[Data excerpts]
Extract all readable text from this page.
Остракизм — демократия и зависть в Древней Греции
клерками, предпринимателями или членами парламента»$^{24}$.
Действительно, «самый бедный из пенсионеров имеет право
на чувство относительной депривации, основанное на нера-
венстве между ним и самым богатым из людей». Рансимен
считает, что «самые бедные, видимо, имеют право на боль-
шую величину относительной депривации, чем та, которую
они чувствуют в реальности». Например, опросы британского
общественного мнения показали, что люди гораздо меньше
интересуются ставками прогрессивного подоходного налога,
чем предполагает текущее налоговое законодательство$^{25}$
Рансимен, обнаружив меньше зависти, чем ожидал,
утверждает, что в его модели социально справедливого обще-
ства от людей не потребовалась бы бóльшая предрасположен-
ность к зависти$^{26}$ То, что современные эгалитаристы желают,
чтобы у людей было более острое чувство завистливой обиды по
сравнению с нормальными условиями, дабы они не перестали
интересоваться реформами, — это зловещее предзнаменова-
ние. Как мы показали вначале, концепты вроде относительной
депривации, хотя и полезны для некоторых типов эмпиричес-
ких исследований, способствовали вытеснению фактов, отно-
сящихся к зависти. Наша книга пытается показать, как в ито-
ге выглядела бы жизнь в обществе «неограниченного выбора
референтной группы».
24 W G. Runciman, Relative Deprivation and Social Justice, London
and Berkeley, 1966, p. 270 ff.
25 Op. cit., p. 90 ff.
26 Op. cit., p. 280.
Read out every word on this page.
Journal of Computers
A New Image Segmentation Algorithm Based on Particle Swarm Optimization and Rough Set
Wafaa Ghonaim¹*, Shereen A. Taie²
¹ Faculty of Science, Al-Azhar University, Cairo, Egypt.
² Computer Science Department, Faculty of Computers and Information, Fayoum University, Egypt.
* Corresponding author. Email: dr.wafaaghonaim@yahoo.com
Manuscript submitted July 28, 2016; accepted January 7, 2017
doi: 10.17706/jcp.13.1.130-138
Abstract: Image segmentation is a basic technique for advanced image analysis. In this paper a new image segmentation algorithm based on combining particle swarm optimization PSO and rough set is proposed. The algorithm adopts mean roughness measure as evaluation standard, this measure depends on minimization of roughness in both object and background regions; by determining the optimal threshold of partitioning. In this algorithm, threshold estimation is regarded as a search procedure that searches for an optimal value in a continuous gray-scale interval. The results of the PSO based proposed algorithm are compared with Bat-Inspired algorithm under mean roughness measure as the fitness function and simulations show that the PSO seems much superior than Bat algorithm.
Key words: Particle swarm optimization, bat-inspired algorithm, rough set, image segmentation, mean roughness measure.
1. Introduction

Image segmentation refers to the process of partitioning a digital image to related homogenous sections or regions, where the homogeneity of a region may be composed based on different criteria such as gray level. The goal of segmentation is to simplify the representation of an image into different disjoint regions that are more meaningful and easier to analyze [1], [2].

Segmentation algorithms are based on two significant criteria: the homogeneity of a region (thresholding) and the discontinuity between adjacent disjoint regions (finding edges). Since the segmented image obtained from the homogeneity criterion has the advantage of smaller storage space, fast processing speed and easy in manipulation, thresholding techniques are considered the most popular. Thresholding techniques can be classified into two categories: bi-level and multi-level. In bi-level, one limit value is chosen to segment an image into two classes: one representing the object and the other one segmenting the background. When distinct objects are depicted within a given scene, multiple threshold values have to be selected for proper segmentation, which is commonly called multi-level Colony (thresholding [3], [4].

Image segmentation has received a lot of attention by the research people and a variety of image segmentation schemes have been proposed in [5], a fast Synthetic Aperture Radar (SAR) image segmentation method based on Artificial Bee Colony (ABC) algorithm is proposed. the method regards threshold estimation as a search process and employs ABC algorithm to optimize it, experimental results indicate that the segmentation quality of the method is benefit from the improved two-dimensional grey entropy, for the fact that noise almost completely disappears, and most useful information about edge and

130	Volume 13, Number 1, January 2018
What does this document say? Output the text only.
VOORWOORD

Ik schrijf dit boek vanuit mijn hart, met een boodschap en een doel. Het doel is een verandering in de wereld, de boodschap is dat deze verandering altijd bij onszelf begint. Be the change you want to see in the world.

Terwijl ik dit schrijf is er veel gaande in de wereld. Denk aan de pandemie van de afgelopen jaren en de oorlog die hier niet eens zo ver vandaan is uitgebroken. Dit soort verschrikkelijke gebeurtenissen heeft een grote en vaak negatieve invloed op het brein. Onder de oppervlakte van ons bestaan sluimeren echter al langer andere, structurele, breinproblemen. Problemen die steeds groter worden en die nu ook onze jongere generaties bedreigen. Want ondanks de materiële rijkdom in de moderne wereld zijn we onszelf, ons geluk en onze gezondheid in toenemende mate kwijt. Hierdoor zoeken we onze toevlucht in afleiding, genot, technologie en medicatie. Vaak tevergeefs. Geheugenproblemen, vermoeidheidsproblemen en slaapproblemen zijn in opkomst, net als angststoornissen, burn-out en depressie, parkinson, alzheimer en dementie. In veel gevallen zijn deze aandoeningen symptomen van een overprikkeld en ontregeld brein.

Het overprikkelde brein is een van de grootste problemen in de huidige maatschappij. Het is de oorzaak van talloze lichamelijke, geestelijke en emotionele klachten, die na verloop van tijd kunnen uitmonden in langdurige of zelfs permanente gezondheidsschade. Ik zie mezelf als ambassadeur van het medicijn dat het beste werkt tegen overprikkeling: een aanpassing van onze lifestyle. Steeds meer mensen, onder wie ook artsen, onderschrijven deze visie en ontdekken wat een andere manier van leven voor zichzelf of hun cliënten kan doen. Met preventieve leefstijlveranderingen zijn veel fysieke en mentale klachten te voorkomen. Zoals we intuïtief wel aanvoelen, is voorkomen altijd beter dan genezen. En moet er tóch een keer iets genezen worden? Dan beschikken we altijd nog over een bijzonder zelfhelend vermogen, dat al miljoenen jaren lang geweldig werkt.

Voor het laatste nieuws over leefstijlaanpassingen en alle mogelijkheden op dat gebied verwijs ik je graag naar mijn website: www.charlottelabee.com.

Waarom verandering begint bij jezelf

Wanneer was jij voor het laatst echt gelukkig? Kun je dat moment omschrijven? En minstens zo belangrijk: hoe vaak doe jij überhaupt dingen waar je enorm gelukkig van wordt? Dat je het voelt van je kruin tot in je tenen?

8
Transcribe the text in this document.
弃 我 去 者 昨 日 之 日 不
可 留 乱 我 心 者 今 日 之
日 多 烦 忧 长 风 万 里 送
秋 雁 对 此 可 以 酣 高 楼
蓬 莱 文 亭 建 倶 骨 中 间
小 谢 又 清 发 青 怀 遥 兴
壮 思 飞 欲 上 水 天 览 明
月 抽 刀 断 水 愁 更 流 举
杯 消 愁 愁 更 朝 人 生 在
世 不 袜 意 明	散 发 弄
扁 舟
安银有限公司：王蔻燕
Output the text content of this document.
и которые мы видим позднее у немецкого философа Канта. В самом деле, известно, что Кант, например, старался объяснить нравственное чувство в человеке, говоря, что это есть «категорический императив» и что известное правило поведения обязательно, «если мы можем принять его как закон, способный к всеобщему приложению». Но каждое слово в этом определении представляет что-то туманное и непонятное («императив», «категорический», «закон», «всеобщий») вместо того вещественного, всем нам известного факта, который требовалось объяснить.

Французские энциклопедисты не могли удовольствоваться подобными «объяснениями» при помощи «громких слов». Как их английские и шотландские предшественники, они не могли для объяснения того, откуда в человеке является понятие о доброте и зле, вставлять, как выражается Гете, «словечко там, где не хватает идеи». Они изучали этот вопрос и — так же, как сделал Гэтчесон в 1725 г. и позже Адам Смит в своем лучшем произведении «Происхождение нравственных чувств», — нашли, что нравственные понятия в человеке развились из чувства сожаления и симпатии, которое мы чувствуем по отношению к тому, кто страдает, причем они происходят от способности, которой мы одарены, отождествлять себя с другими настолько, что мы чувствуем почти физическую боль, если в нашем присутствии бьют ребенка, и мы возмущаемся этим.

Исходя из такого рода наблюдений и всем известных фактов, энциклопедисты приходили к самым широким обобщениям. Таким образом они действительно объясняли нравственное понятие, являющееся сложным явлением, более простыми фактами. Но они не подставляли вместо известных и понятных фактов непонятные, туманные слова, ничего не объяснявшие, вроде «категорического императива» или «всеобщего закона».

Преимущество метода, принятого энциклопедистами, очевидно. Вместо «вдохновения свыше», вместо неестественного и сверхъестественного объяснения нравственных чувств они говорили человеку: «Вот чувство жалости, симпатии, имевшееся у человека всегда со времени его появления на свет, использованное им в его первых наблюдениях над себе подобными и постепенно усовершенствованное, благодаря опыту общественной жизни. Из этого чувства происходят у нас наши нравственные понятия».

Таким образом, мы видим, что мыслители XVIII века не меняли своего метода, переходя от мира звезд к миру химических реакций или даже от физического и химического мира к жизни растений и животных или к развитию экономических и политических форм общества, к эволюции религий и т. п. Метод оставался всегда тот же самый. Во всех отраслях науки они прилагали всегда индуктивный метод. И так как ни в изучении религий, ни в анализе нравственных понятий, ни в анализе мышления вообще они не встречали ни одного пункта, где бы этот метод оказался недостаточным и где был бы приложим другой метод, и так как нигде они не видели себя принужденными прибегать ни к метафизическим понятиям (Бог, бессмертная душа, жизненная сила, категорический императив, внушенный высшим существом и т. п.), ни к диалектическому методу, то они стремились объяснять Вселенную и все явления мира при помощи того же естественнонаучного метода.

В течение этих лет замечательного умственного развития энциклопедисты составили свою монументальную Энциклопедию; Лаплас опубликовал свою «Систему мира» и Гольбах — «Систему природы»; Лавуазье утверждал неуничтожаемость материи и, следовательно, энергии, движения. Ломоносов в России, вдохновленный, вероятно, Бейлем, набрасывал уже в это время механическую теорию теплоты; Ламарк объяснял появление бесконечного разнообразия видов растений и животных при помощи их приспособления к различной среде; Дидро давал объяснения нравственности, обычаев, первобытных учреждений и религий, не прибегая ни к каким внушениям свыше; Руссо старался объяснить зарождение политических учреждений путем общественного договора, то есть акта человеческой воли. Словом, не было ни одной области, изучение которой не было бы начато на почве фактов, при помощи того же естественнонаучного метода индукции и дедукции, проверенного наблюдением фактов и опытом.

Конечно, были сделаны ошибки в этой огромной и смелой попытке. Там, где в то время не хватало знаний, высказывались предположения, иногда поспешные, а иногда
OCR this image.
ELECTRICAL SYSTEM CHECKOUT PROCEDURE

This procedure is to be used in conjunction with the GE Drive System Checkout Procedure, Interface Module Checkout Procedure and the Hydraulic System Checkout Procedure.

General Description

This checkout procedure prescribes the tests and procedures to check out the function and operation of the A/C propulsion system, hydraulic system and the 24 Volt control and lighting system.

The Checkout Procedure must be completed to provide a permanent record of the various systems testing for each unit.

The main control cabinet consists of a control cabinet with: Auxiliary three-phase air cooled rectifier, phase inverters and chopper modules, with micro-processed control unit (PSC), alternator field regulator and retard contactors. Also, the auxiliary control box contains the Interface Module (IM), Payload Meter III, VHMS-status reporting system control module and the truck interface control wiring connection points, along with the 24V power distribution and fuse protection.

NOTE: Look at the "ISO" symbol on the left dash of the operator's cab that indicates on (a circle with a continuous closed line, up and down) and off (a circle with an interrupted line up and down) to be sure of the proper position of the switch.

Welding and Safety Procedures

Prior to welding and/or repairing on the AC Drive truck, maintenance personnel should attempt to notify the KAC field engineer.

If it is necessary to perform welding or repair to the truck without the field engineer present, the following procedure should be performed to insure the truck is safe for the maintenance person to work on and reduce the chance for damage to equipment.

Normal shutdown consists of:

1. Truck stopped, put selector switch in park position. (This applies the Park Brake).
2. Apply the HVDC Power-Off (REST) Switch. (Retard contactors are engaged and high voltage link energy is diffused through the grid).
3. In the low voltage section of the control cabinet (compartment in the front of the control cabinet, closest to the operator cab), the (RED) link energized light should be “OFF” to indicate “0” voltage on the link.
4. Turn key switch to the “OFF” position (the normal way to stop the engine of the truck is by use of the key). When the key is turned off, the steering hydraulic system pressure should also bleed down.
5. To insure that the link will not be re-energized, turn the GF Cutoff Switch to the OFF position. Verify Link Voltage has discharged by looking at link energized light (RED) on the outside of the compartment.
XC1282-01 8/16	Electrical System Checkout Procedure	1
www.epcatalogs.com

# Your task
In the entries above, identify every line with the string "Computers".

# Solution for this task
Journal of Computers
² Computer Science Department, Faculty of Computers and Information, Fayoum University, Egypt.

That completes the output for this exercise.